# Stated task:
Write down each entry again, exactly as it reads.

# Supplied material:
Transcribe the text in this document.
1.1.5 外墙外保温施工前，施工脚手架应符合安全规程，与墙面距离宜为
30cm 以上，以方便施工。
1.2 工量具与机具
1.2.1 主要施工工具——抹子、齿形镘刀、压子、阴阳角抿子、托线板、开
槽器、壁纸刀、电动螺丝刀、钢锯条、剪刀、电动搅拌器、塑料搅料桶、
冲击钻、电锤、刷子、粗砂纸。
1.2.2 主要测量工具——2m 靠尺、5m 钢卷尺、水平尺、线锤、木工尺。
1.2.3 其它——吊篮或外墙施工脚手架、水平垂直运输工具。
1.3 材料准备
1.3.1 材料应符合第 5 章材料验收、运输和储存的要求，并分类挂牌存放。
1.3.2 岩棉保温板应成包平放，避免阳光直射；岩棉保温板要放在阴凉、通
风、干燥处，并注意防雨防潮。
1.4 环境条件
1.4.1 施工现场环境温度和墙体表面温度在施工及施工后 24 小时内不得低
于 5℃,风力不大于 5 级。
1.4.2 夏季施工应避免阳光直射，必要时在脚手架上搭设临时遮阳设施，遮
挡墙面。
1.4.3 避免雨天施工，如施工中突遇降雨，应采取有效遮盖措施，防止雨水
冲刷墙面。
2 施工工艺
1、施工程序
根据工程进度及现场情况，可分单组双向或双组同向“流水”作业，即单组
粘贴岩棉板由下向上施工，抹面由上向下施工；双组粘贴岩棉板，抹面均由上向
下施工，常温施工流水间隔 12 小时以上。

# The output:
Transcribe the text in this document.
1.1.5 外墙外保温施工前，施工脚手架应符合安全规程，与墙面距离宜为
30cm 以上，以方便施工。
1.2 工量具与机具
1.2.1 主要施工工具——抹子、齿形镘刀、压子、阴阳角抿子、托线板、开
槽器、壁纸刀、电动螺丝刀、钢锯条、剪刀、电动搅拌器、塑料搅料桶、
冲击钻、电锤、刷子、粗砂纸。
1.2.2 主要测量工具——2m 靠尺、5m 钢卷尺、水平尺、线锤、木工尺。
1.2.3 其它——吊篮或外墙施工脚手架、水平垂直运输工具。
1.3 材料准备
1.3.1 材料应符合第 5 章材料验收、运输和储存的要求，并分类挂牌存放。
1.3.2 岩棉保温板应成包平放，避免阳光直射；岩棉保温板要放在阴凉、通
风、干燥处，并注意防雨防潮。
1.4 环境条件
1.4.1 施工现场环境温度和墙体表面温度在施工及施工后 24 小时内不得低
于 5℃,风力不大于 5 级。
1.4.2 夏季施工应避免阳光直射，必要时在脚手架上搭设临时遮阳设施，遮
挡墙面。
1.4.3 避免雨天施工，如施工中突遇降雨，应采取有效遮盖措施，防止雨水
冲刷墙面。
2 施工工艺
1、施工程序
根据工程进度及现场情况，可分单组双向或双组同向“流水”作业，即单组
粘贴岩棉板由下向上施工，抹面由上向下施工；双组粘贴岩棉板，抹面均由上向
下施工，常温施工流水间隔 12 小时以上。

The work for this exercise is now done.